- **Text to read**
= = = = =
# [solved] bug unable tu handle kernel paging request...

## papu

this happens to me randomize, normaly when restart it disapared sometimes persist and when enter to windows and restarting to linux all it's ok... 

may be due  dual boot? i always used dual boot with kernel bugs problems.

i have changed of new cpu, motherboard and ram recently but same thing.  The paging request bug seems the same number, but i no undestand this messages 

OLD HARD -->https://i.imgur.com/wIaZ5vE.png

NEW HARD-->https://i.imgur.com/XwBAP2U.jpg

how i can log this kind of errors  it no saving  on /var/log/ and i have to make photos  :Smile: 

 :Rolling Eyes: 

----------

## eccerr0r

Usually invalid paging requests point in the kernel points to bad hardware.  Did you replace your power supply too?

Do other Linux also fail the same way?  What are you doing to trigger this problem?  Can you replicate it on Ubuntu perhaps?

You mention that you need to restart from Windows before you can get this error?  So if you freshboot to Linux it doesn't happen?

What's your old/new hardware?  Did you use special CFLAGS?

Are you overclocking?

You may have to save these errors using a serial console to another machine...

----------

## papu

 *eccerr0r wrote:*   

> Usually invalid paging requests point in the kernel points to bad hardware.  Did you replace your power supply too?
> 
> Do other Linux also fail the same way?  What are you doing to trigger this problem?  Can you replicate it on Ubuntu perhaps?
> 
> You mention that you need to restart from Windows before you can get this error?  So if you freshboot to Linux it doesn't happen?
> ...

 

not replace power supply,

systemrescuecd 4.9.0, gentoo minimal 17-03-2016, gentoo minimal 24-11-2016, pmagic 12-07-2016: with no errors.

windows is soupicious due it give me problemes with hibernation and deactivate it but several time ago seems not shutdown well and dolphin not works well, when freshboot on linux not happens but not sure because is a very randoimize crash...
= = = = =
- **Objective**
Carry on the forum thread about the kernel paging request error, beginning right after its final post. The lines that follow come from a separate source and are unrelated to the thread above.
= = = = =
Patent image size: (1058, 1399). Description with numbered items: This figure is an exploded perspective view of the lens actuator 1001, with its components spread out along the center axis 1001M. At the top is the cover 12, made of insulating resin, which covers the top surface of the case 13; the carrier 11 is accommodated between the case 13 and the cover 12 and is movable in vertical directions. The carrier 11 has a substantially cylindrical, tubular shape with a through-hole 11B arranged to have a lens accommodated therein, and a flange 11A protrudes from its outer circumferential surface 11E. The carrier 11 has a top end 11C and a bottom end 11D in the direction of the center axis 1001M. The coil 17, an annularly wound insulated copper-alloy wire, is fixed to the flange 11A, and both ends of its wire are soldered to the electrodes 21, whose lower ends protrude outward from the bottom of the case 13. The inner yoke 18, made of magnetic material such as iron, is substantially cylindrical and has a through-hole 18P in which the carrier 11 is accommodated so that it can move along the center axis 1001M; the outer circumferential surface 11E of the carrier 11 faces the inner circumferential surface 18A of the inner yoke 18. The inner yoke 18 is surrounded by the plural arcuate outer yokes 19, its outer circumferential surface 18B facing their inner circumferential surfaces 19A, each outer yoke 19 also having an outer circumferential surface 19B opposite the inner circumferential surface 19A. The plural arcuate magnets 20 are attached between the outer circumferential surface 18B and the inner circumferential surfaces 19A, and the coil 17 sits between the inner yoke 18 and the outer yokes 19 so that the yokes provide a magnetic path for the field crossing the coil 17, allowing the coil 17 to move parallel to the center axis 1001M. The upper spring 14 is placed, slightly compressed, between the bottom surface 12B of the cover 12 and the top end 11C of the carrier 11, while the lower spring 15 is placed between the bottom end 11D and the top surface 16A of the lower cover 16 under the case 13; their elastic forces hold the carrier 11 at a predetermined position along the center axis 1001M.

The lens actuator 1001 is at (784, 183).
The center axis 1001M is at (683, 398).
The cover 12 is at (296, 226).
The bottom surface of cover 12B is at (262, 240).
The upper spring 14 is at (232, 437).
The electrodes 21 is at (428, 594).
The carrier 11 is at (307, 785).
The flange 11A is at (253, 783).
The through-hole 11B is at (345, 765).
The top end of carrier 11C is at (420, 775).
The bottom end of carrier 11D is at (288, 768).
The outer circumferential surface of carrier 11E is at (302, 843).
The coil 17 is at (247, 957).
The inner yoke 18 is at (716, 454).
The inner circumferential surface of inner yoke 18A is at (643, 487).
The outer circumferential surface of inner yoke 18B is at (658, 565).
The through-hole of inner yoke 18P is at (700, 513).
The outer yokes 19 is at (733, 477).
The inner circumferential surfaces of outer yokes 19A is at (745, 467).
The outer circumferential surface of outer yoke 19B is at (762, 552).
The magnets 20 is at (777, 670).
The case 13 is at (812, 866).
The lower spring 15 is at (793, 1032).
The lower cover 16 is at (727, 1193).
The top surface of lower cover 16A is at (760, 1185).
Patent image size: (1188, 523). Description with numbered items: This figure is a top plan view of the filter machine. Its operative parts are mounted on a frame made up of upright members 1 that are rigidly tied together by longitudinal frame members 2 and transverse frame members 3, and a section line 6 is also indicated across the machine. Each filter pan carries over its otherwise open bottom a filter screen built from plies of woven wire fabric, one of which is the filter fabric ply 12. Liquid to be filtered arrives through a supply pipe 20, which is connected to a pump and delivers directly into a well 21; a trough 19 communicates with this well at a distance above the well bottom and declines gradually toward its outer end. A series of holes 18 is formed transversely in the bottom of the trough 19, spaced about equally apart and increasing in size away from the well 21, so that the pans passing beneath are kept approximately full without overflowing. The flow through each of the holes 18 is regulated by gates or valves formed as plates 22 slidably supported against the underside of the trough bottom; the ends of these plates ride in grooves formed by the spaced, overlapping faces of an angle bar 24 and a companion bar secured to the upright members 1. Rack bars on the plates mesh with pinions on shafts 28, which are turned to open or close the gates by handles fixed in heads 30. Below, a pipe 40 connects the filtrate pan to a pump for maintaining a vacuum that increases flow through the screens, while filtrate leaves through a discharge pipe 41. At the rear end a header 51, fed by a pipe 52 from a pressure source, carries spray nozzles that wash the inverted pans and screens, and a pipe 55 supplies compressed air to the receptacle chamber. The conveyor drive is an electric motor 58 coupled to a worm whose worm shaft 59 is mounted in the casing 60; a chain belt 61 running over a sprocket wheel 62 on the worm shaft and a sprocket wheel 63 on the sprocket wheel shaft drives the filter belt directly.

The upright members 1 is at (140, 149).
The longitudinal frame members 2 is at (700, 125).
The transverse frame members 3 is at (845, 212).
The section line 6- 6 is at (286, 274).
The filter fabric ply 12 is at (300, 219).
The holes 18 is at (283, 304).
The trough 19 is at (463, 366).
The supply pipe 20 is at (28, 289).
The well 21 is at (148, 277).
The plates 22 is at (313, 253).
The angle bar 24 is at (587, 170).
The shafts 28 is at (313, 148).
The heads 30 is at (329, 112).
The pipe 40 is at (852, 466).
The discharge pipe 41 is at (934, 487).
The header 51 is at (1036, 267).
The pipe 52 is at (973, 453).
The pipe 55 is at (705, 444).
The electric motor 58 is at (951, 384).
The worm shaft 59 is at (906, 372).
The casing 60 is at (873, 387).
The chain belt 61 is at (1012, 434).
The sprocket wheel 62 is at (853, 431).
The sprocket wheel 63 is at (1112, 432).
= = = = =
- **Task result**
never overcloking,

https://paste.pound-python.org/show/YeUHBoSPZmFadrzKxd5k/ --> emerge --info, 

older=i5-3570k, asrock z77 extreme4 ,ddr3 ripjaws X f3-12800cl8d-8GBXM 4x8

new= look at the botton  :Smile: 

this bug start with kernel 4.8.x and ritht now i am using experimental USE, i remember  before this error i changed the USB options from module to yes...this to things firts i take a look if persist then older kernel version.

then is not posible to save this info in a /var/log? i never use serial console to anothe machine  :Smile: 

----------

## eccerr0r

Try running a stable version of the kernel too, one that matches perhaps livecd or another Linux.  Perhaps use a config file from those too.

If it turns out to be the kernel, probably need to submit a bug upstream.  That serial console with another machine might be very helpful, or perhaps using a higher resolution fbcon and taking a picture of that is good too...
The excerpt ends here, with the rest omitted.